The exercise: Among the entries below, find how many lines carry the word "color" and state only that figure.
━━━━━━━━━━━━━━━━
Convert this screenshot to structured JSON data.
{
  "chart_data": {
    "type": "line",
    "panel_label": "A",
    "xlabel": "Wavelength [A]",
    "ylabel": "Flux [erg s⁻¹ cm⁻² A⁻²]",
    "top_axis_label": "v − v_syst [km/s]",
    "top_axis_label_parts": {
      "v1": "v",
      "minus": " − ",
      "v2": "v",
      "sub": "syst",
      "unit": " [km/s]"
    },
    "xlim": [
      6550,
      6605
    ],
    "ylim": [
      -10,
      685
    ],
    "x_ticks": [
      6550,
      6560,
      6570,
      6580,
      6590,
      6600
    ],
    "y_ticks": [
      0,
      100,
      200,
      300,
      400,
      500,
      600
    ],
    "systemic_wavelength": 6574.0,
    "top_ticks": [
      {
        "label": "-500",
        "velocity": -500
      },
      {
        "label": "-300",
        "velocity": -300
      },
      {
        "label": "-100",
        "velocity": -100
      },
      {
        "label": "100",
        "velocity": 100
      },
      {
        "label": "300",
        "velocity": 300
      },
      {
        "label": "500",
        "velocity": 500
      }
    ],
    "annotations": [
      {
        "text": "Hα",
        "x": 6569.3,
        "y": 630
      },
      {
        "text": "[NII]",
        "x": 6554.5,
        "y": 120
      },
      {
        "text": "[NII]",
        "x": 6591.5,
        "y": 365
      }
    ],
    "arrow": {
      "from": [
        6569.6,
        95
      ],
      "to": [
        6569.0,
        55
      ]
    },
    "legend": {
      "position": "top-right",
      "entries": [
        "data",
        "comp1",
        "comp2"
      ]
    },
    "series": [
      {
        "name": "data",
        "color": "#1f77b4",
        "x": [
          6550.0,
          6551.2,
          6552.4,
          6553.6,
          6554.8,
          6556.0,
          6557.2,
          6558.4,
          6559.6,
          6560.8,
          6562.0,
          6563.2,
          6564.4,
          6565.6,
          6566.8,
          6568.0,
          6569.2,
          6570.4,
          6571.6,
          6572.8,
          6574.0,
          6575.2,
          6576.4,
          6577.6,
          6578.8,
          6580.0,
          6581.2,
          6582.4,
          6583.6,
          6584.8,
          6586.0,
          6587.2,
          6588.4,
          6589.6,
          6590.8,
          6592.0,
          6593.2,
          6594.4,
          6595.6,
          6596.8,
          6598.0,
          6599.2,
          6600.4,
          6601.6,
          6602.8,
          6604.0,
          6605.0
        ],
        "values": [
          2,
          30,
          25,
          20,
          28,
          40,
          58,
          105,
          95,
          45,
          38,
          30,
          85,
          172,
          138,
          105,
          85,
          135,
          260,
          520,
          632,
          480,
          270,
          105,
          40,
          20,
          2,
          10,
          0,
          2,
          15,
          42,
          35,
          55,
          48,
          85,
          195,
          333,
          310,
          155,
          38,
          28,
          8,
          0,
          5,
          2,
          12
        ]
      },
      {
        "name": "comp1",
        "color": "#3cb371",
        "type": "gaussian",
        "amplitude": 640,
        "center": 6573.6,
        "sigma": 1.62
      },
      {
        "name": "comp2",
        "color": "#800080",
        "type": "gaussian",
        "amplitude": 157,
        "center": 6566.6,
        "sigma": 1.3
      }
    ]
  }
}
━━━━━━━━━━━━━━━━
Written solution: 3